WHAT IS EXPECTED.
Don't copy the pictures; return every other part of the records exactly.

EXERCISE MATERIAL.

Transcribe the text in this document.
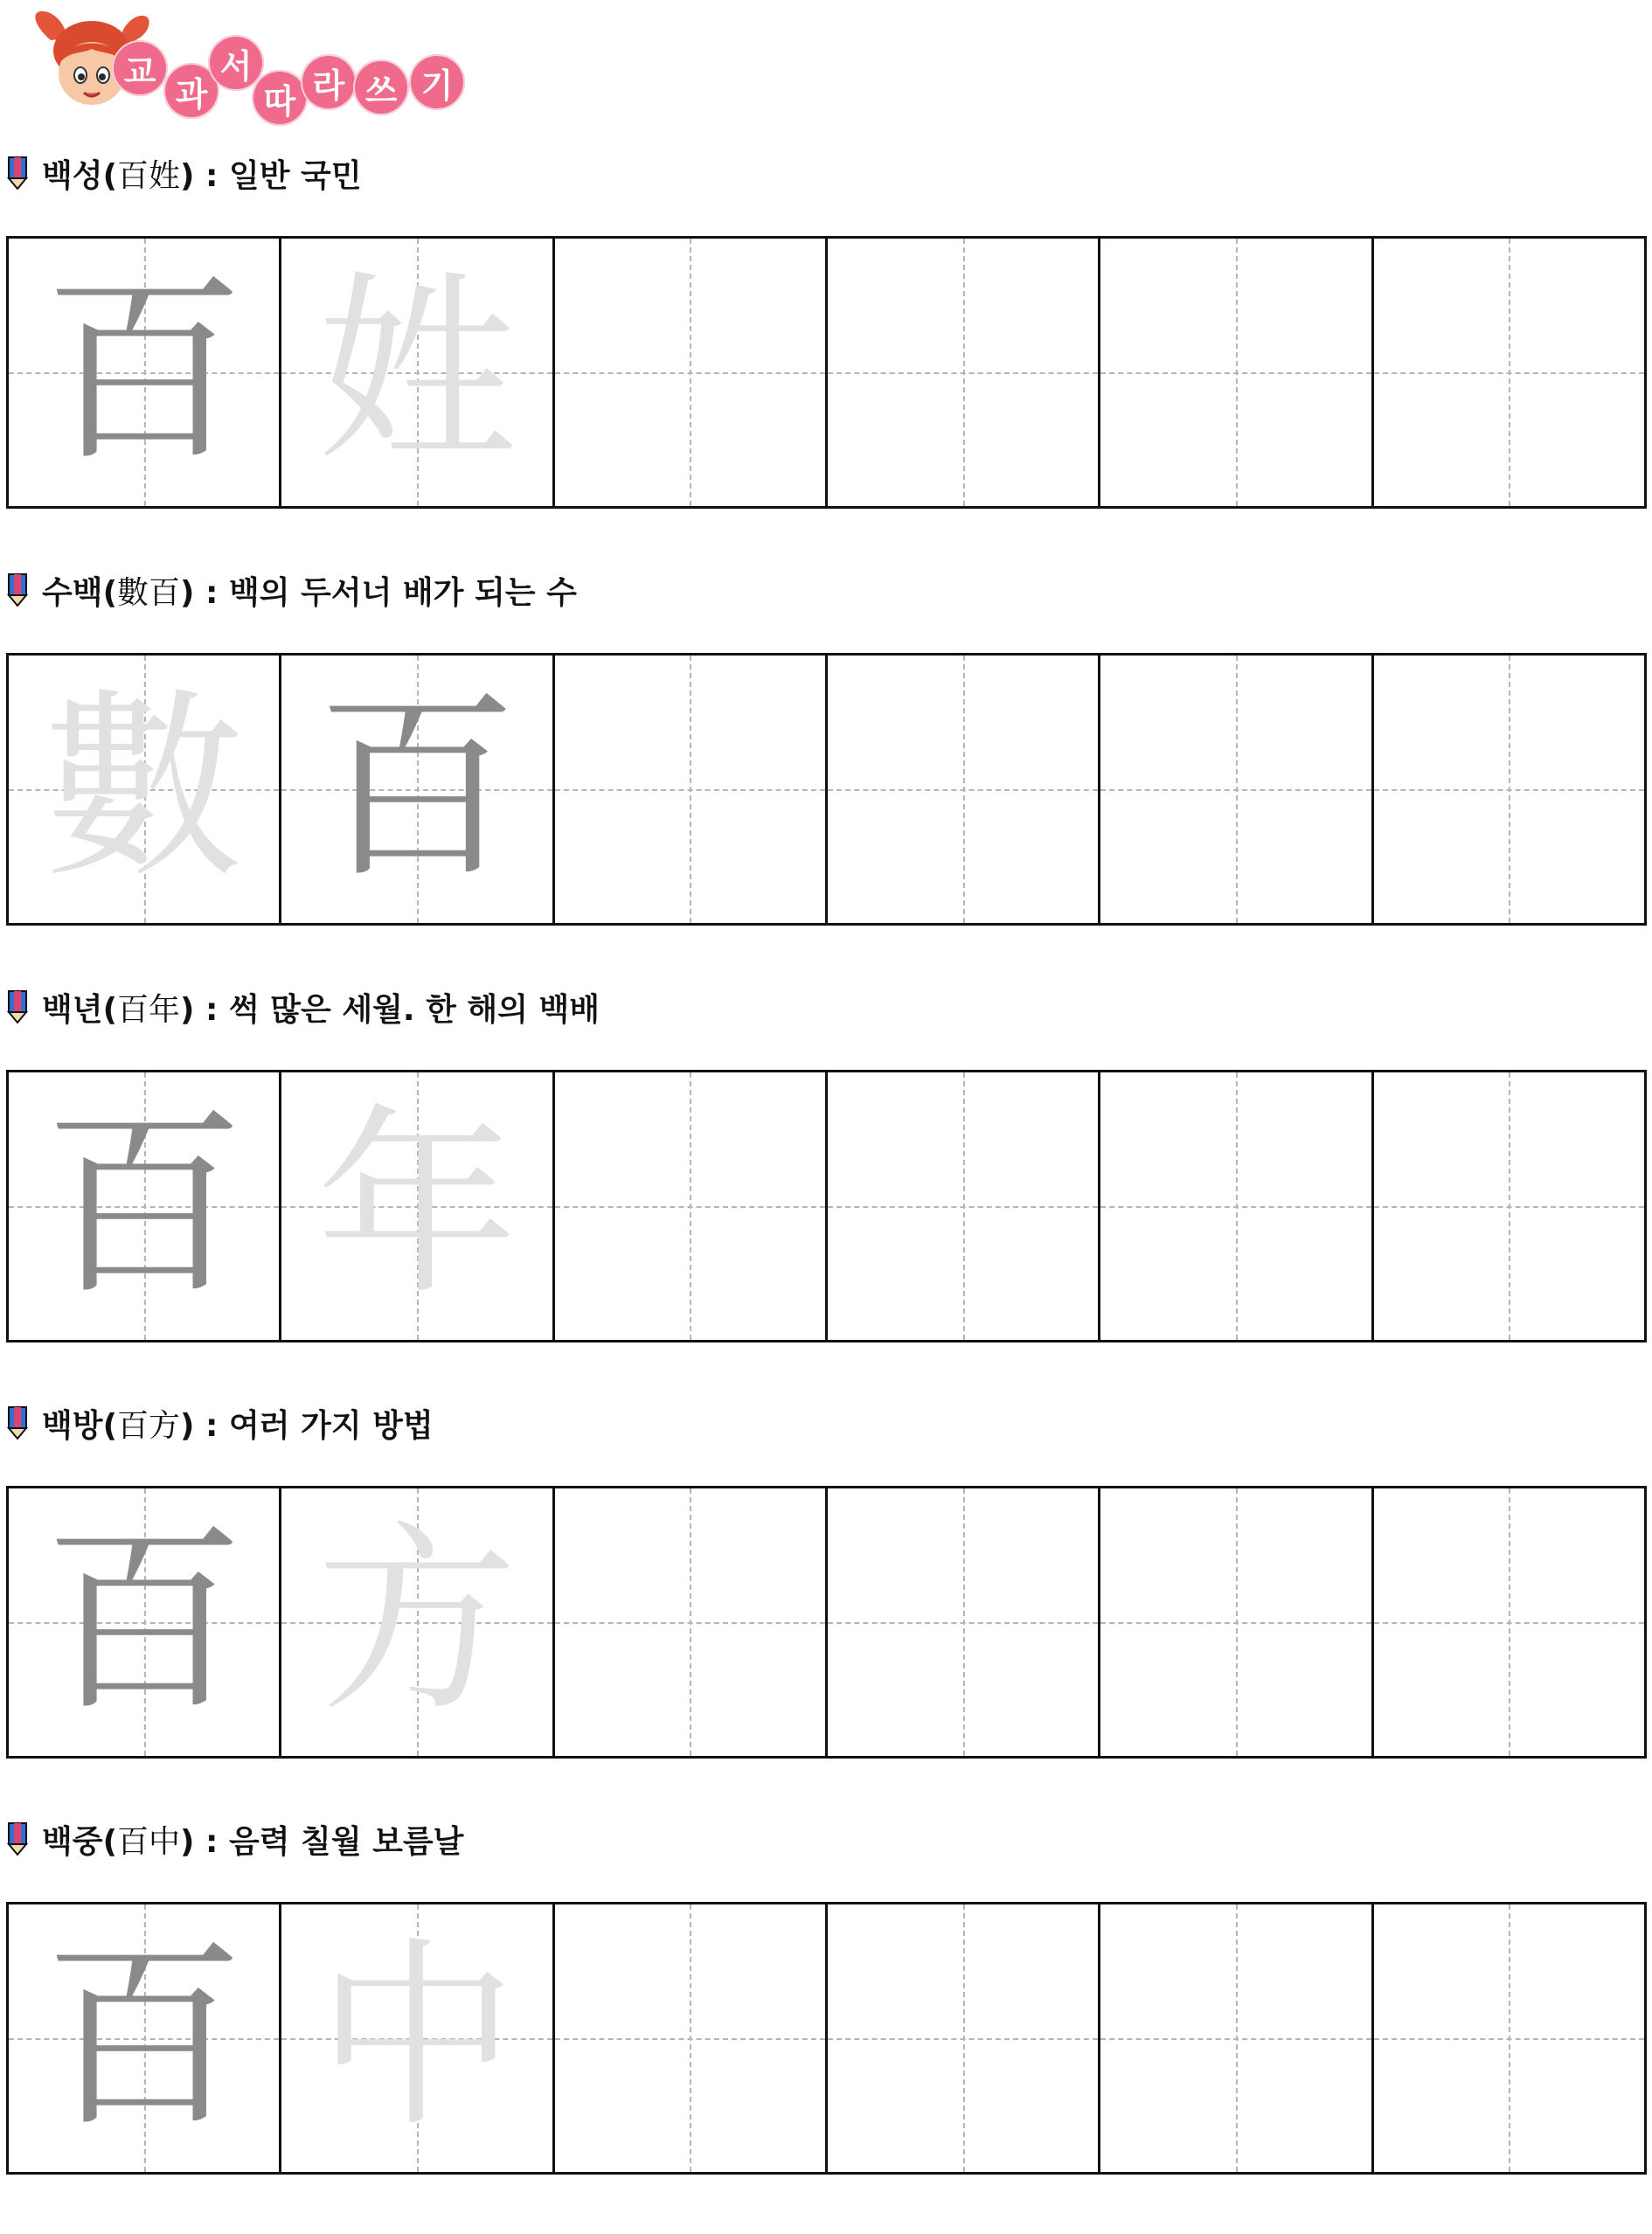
교
과
서
따 라 쓰 기
백성(百姓) : 일반 국민
百 姓
수백(數百) : 백의 두서너 배가 되는 수
數 百
백년(百年) : 썩 많은 세월. 한 해의 백배
百 年
백방(百方) : 여러 가지 방법
百 方
백중(百中) : 음력 칠월 보름날
百 中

TASK SOLUTION.
Transcribe the text in this document.
교
과
서
따 라 쓰 기
백성(百姓) : 일반 국민
百 姓
수백(數百) : 백의 두서너 배가 되는 수
數 百
백년(百年) : 썩 많은 세월. 한 해의 백배
百 年
백방(百方) : 여러 가지 방법
百 方
백중(百中) : 음력 칠월 보름날
百 中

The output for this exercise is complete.